Stored entries:
****

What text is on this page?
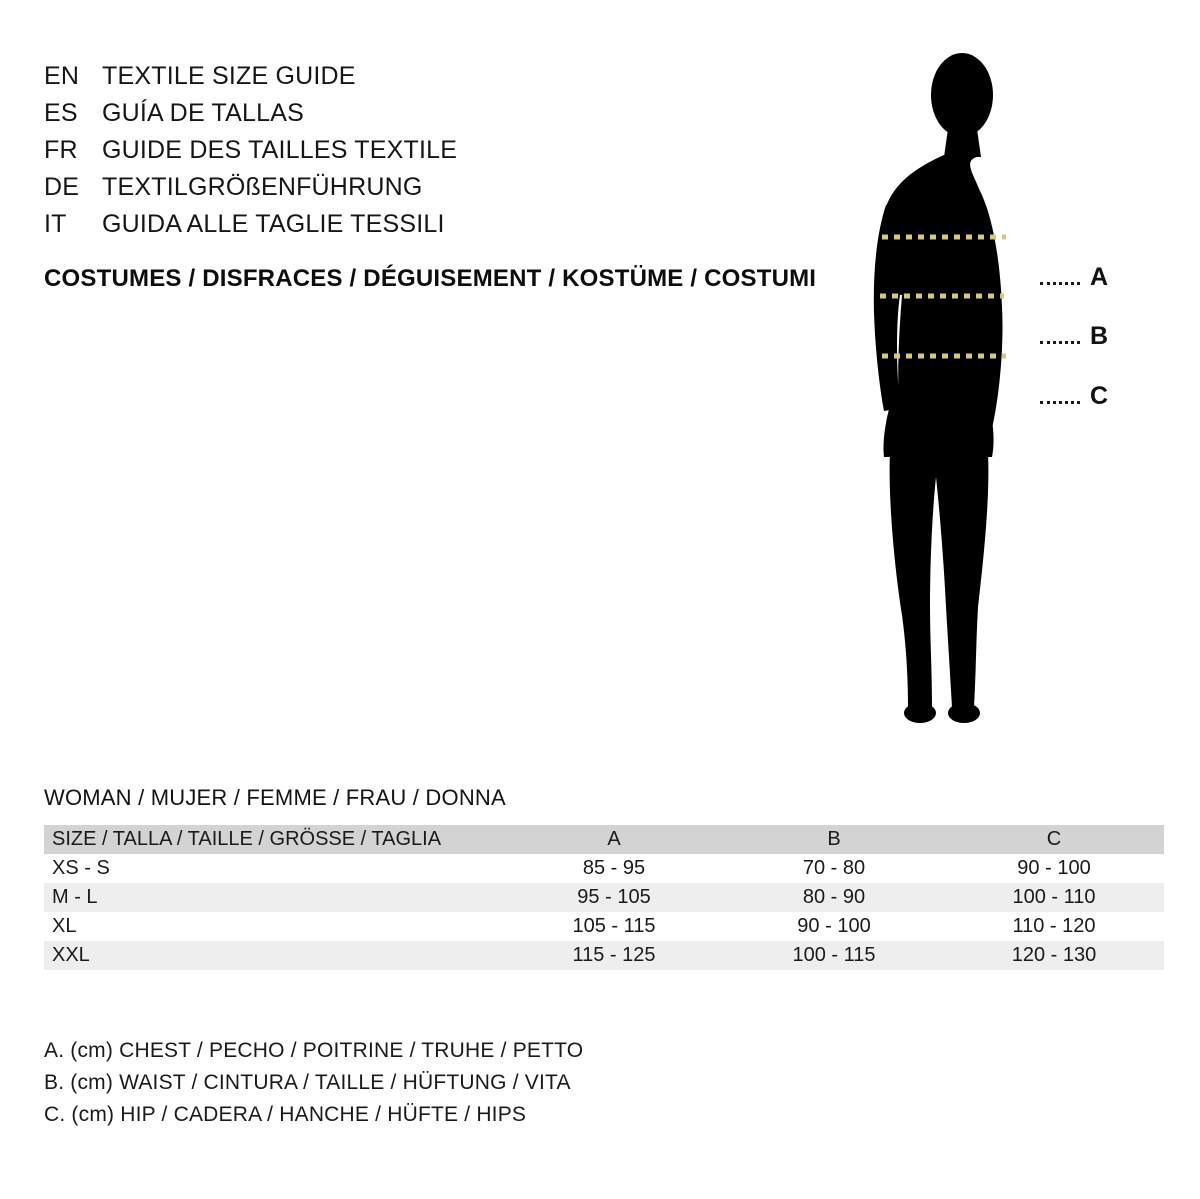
EN TEXTILE SIZE GUIDE
ES GUÍA DE TALLAS
FR GUIDE DES TAILLES TEXTILE
DE TEXTILGRÖßENFÜHRUNG
IT	GUIDA ALLE TAGLIE TESSILI
COSTUMES / DISFRACES / DÉGUISEMENT / KOSTÜME / COSTUMI	A
B
C
WOMAN / MUJER / FEMME / FRAU / DONNA
SIZE / TALLA / TAILLE / GRÖSSE / TAGLIA	A	B	C
XS - S	85 - 95	70 - 80	90 - 100
M - L	95 - 105	80 - 90	100 - 110
XL	105 - 115	90 - 100	110 - 120
XXL	115 - 125	100 - 115	120 - 130
A. (cm) CHEST / PECHO / POITRINE / TRUHE / PETTO
B. (cm) WAIST / CINTURA / TAILLE / HÜFTUNG / VITA
C. (cm) HIP / CADERA / HANCHE / HÜFTE / HIPS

****

Reproduce each record above by retyping it exactly; omit all images.

> _Answer below_
What text is on this page?
EN TEXTILE SIZE GUIDE
ES GUÍA DE TALLAS
FR GUIDE DES TAILLES TEXTILE
DE TEXTILGRÖßENFÜHRUNG
IT	GUIDA ALLE TAGLIE TESSILI
COSTUMES / DISFRACES / DÉGUISEMENT / KOSTÜME / COSTUMI	A
B
C
WOMAN / MUJER / FEMME / FRAU / DONNA
SIZE / TALLA / TAILLE / GRÖSSE / TAGLIA	A	B	C
XS - S	85 - 95	70 - 80	90 - 100
M - L	95 - 105	80 - 90	100 - 110
XL	105 - 115	90 - 100	110 - 120
XXL	115 - 125	100 - 115	120 - 130
A. (cm) CHEST / PECHO / POITRINE / TRUHE / PETTO
B. (cm) WAIST / CINTURA / TAILLE / HÜFTUNG / VITA
C. (cm) HIP / CADERA / HANCHE / HÜFTE / HIPS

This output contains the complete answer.